# Problem description:
Gather the lines below that include the string "node", copying each in full.

* BEGIN *

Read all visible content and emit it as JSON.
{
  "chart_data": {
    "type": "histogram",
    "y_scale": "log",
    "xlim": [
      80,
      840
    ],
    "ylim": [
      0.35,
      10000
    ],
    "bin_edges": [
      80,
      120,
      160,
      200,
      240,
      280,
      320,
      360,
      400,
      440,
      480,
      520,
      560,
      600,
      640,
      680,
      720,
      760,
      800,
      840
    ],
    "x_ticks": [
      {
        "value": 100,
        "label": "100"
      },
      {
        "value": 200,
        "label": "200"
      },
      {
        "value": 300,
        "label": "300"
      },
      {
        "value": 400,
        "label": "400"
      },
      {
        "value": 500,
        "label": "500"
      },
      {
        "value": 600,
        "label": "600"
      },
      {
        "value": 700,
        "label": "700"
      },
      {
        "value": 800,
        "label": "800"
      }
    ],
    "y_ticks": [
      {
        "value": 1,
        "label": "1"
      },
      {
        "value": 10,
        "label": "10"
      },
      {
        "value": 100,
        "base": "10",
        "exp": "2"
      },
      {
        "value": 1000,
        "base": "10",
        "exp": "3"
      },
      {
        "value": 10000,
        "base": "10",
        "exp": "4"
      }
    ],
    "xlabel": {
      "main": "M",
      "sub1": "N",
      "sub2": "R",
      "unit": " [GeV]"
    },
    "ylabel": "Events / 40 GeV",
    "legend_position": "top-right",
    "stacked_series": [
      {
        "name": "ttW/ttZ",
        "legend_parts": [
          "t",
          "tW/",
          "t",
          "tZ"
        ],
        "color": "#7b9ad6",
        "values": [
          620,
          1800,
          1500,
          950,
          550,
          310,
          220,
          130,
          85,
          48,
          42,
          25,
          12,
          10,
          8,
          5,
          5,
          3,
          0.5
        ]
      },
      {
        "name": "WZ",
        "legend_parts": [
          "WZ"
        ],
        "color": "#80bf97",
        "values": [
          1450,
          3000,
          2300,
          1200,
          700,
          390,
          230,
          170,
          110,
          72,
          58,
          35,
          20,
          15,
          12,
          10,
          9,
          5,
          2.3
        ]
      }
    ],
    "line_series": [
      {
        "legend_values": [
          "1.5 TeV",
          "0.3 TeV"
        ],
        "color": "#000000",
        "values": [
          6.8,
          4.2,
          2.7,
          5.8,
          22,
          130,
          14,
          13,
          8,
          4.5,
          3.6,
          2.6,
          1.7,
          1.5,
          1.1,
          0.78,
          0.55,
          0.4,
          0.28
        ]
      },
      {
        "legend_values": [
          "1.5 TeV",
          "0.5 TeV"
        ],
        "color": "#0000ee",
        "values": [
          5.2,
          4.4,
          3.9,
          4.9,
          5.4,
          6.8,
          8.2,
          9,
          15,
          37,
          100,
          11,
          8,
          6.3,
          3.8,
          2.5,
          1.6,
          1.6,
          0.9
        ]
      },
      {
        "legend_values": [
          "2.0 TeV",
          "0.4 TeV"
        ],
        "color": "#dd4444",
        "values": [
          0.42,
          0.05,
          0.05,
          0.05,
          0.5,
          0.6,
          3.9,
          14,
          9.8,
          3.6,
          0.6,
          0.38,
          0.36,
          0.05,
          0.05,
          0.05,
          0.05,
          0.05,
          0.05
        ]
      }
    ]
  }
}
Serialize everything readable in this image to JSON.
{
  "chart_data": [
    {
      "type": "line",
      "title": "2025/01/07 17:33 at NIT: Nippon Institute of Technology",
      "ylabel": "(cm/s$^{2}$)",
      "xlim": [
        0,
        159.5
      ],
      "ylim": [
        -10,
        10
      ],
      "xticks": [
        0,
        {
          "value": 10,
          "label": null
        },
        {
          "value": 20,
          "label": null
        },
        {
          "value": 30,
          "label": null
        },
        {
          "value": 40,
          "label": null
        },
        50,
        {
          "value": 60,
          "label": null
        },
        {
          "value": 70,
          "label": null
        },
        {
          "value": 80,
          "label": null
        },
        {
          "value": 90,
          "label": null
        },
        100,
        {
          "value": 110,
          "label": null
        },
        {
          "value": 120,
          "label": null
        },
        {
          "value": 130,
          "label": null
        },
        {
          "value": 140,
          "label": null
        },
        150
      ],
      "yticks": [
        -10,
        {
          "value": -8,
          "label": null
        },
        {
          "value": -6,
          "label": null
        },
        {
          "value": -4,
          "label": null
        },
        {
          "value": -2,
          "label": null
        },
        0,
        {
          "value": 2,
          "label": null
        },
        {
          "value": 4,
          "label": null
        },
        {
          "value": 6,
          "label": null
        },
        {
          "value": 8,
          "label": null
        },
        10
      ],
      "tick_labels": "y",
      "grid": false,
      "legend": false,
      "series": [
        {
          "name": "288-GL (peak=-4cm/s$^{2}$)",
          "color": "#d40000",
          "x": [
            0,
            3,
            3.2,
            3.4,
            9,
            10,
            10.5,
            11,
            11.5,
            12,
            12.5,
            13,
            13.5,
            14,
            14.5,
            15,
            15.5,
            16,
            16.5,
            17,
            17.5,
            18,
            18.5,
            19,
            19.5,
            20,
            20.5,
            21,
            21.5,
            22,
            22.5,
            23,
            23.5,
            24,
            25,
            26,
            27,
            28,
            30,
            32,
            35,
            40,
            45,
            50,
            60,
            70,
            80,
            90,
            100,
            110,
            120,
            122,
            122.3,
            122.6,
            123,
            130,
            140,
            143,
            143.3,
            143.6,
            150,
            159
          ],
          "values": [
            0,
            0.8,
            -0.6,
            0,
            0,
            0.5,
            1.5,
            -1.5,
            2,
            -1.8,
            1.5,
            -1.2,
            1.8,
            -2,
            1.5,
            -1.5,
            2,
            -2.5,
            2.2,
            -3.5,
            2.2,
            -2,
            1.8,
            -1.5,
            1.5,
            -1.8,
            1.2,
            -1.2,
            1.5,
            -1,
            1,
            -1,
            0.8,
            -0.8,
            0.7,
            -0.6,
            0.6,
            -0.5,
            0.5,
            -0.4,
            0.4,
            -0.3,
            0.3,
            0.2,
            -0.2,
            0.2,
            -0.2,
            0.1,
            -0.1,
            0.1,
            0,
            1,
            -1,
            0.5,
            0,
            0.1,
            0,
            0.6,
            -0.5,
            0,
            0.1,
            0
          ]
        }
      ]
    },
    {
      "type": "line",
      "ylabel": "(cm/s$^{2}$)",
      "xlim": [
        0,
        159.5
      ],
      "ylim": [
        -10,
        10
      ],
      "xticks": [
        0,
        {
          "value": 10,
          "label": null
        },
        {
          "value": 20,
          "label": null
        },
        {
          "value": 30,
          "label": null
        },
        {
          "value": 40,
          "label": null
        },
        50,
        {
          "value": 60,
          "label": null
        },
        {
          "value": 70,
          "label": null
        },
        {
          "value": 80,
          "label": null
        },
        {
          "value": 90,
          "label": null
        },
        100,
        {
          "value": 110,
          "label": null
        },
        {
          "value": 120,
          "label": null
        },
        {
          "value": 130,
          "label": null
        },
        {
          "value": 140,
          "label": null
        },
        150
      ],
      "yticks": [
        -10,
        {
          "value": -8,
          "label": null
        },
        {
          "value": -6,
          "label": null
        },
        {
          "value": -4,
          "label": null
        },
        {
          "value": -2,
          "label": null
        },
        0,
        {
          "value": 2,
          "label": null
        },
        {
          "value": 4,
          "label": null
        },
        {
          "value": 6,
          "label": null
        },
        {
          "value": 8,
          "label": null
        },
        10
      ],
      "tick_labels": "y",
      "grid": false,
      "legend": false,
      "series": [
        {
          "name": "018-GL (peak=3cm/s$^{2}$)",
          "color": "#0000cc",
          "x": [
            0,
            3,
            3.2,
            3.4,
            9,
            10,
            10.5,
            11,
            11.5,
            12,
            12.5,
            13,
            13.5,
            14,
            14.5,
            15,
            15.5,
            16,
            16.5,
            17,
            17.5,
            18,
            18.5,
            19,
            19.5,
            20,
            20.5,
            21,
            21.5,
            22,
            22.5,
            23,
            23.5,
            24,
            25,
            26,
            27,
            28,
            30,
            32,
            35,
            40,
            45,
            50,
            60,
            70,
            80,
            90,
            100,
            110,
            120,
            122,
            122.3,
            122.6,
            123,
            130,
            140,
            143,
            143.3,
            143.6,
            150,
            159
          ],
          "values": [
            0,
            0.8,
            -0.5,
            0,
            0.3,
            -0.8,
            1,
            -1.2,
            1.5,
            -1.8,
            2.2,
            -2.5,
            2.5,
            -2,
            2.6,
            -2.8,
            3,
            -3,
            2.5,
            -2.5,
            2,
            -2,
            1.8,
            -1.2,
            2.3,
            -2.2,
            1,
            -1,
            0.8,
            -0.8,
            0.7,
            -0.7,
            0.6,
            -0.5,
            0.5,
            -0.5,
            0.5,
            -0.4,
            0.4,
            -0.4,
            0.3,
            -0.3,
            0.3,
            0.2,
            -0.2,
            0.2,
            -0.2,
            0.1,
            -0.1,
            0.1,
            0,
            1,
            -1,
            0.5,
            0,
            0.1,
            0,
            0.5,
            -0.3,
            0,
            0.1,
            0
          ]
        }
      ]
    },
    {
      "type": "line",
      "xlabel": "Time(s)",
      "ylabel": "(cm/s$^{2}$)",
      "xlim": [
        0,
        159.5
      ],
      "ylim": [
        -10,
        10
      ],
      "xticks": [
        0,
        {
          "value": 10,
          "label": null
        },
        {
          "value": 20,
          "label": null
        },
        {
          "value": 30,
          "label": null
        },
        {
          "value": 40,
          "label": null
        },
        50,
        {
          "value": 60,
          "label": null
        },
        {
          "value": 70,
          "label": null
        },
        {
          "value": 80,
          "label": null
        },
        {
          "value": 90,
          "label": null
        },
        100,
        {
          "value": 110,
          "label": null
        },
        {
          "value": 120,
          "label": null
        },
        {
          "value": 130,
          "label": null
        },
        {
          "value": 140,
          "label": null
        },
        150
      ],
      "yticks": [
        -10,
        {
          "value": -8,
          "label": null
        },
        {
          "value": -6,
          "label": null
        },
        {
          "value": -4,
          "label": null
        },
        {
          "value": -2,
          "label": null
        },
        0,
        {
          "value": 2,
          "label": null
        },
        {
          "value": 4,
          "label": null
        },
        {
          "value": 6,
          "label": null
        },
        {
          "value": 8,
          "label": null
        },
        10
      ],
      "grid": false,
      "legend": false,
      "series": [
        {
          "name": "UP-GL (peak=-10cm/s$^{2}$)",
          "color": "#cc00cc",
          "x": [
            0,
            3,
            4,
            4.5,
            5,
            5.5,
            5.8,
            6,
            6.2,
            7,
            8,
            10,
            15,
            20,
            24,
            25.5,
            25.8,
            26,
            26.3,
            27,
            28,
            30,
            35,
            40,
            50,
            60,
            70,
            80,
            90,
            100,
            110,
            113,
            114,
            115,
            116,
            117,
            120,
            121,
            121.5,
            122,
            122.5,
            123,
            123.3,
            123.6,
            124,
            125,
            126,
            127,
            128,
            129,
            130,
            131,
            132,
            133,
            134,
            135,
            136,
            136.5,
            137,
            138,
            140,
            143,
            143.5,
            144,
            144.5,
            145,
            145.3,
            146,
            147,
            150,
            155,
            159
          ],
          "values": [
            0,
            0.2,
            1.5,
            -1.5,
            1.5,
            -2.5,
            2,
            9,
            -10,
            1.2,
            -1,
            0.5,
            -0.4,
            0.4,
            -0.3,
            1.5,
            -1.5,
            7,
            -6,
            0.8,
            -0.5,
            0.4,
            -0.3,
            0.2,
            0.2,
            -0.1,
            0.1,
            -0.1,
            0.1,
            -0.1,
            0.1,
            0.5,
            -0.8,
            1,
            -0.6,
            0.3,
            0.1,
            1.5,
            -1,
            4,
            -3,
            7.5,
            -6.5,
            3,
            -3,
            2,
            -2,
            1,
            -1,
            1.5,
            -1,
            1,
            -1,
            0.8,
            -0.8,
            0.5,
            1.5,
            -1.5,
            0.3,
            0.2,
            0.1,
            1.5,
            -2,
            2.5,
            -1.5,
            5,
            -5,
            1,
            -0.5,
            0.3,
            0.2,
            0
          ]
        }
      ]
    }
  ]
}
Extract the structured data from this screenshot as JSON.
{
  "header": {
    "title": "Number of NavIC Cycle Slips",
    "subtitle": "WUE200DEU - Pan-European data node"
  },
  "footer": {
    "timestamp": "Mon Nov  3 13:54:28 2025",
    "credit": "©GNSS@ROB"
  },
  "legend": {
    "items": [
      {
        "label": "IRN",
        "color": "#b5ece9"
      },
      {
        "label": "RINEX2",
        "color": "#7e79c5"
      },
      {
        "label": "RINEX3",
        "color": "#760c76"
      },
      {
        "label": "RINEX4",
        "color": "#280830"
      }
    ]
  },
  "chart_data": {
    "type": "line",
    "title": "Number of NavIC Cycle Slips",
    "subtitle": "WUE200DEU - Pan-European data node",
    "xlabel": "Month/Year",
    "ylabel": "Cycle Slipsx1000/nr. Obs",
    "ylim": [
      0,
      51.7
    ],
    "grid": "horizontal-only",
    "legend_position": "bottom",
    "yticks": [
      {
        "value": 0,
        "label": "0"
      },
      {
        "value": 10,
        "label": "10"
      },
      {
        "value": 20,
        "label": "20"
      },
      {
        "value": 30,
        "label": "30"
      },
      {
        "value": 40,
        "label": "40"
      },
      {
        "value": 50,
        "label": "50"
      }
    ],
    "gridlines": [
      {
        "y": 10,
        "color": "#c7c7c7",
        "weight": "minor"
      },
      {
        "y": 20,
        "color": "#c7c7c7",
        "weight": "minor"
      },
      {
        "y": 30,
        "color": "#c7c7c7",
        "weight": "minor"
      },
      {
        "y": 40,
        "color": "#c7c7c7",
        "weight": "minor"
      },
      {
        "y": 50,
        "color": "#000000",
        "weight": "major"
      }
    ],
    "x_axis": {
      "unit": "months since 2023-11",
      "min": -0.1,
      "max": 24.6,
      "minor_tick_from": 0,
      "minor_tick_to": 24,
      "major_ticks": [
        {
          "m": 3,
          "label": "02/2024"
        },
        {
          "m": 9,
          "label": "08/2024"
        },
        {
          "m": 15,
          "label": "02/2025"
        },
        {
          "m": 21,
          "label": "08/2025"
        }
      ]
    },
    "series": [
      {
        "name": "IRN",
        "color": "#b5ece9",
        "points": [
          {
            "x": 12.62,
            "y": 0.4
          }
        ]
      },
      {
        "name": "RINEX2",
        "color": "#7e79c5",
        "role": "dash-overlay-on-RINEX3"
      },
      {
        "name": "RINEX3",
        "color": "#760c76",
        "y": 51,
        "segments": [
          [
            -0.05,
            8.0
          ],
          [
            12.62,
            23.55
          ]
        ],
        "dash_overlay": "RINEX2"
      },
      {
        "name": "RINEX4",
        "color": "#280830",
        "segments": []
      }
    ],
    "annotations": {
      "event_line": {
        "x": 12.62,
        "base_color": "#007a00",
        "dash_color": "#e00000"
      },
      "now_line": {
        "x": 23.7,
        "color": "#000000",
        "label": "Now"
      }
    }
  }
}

* END *

# Written answer:
    "subtitle": "WUE200DEU - Pan-European data node"
    "subtitle": "WUE200DEU - Pan-European data node",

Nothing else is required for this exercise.